What to work on :: Swap "data-point" for "marker" in the data lines, covering everything from the line containing "data-point <box>163 26 174 36</box>" down to the line containing "data-point <box>448 361 458 371</box>". Return only those lines, with nothing else changed.
※ ※ ※
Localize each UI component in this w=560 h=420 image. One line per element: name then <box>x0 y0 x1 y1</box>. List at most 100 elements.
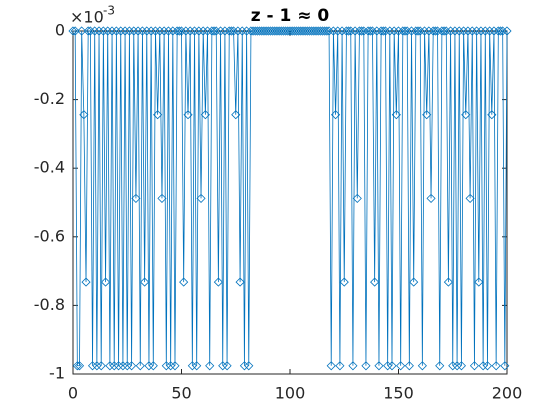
data-point <box>163 26 174 36</box>
data-point <box>437 26 447 36</box>
data-point <box>268 26 278 36</box>
data-point <box>224 26 234 36</box>
data-point <box>461 110 471 120</box>
data-point <box>207 26 217 36</box>
data-point <box>472 26 482 36</box>
data-point <box>77 26 87 36</box>
data-point <box>409 277 419 287</box>
data-point <box>285 26 295 36</box>
data-point <box>465 193 475 203</box>
data-point <box>161 361 171 371</box>
data-point <box>448 361 458 371</box>
data-point <box>272 26 282 36</box>
data-point <box>487 110 497 120</box>
data-point <box>248 26 258 36</box>
data-point <box>198 26 208 36</box>
data-point <box>200 110 210 120</box>
data-point <box>454 26 464 36</box>
data-point <box>391 110 401 120</box>
data-point <box>300 26 310 36</box>
data-point <box>402 26 412 36</box>
data-point <box>189 26 200 36</box>
data-point <box>196 193 206 203</box>
x-tick-label: 50 <box>171 384 191 403</box>
data-point <box>244 361 254 371</box>
data-point <box>155 26 165 36</box>
data-point <box>426 193 436 203</box>
data-point <box>352 193 362 203</box>
data-point <box>109 361 119 371</box>
data-point <box>339 277 349 287</box>
data-point <box>370 277 380 287</box>
data-point <box>322 26 332 36</box>
data-point <box>311 26 321 36</box>
data-point <box>289 26 299 36</box>
data-point <box>287 26 297 36</box>
data-point <box>185 26 195 36</box>
data-point <box>153 110 163 120</box>
data-point <box>129 26 139 36</box>
data-point <box>357 26 367 36</box>
data-point <box>276 26 286 36</box>
data-point <box>229 26 239 36</box>
y-tick-label: -0.2 <box>34 89 65 108</box>
data-point <box>413 26 423 36</box>
data-point <box>398 26 408 36</box>
data-point <box>315 26 325 36</box>
data-point <box>242 26 252 36</box>
data-point <box>450 26 460 36</box>
data-point <box>430 26 440 36</box>
data-point <box>226 26 236 36</box>
data-point <box>79 110 89 120</box>
data-point <box>146 26 156 36</box>
data-point <box>250 26 260 36</box>
data-point <box>124 26 134 36</box>
data-point <box>367 26 378 36</box>
x-tick-label: 150 <box>383 384 414 403</box>
data-point <box>107 26 117 36</box>
data-point <box>168 26 178 36</box>
data-point <box>350 26 360 36</box>
data-point <box>239 361 249 371</box>
data-point <box>255 26 265 36</box>
data-point <box>105 361 115 371</box>
data-point <box>326 361 336 371</box>
data-point <box>387 361 397 371</box>
data-point <box>341 26 351 36</box>
data-point <box>406 26 417 36</box>
data-point <box>354 26 365 36</box>
data-point <box>365 26 375 36</box>
data-point <box>383 361 393 371</box>
data-point <box>202 26 213 36</box>
data-point <box>261 26 271 36</box>
data-point <box>435 361 445 371</box>
data-point <box>493 26 503 36</box>
data-point <box>404 361 414 371</box>
data-point <box>96 361 106 371</box>
data-point <box>335 361 345 371</box>
data-point <box>252 26 263 36</box>
data-point <box>443 277 453 287</box>
data-point <box>482 361 493 371</box>
data-point <box>235 277 245 287</box>
data-point <box>127 361 137 371</box>
data-point <box>181 26 191 36</box>
data-point <box>92 361 102 371</box>
data-point <box>259 26 269 36</box>
data-point <box>159 26 169 36</box>
data-point <box>495 26 506 36</box>
data-point <box>144 361 154 371</box>
data-point <box>337 26 347 36</box>
data-point <box>87 361 98 371</box>
data-point <box>320 26 330 36</box>
data-point <box>122 361 132 371</box>
data-point <box>70 26 80 36</box>
data-point <box>359 26 369 36</box>
data-point <box>85 26 95 36</box>
data-point <box>218 361 228 371</box>
data-point <box>478 361 488 371</box>
data-point <box>372 26 382 36</box>
data-point <box>283 26 293 36</box>
data-point <box>257 26 267 36</box>
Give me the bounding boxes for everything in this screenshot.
※ ※ ※
The solution ::
marker <box>163 26 174 36</box>
marker <box>437 26 447 36</box>
marker <box>268 26 278 36</box>
marker <box>224 26 234 36</box>
marker <box>461 110 471 120</box>
marker <box>207 26 217 36</box>
marker <box>472 26 482 36</box>
marker <box>77 26 87 36</box>
marker <box>409 277 419 287</box>
marker <box>285 26 295 36</box>
marker <box>465 193 475 203</box>
marker <box>161 361 171 371</box>
marker <box>448 361 458 371</box>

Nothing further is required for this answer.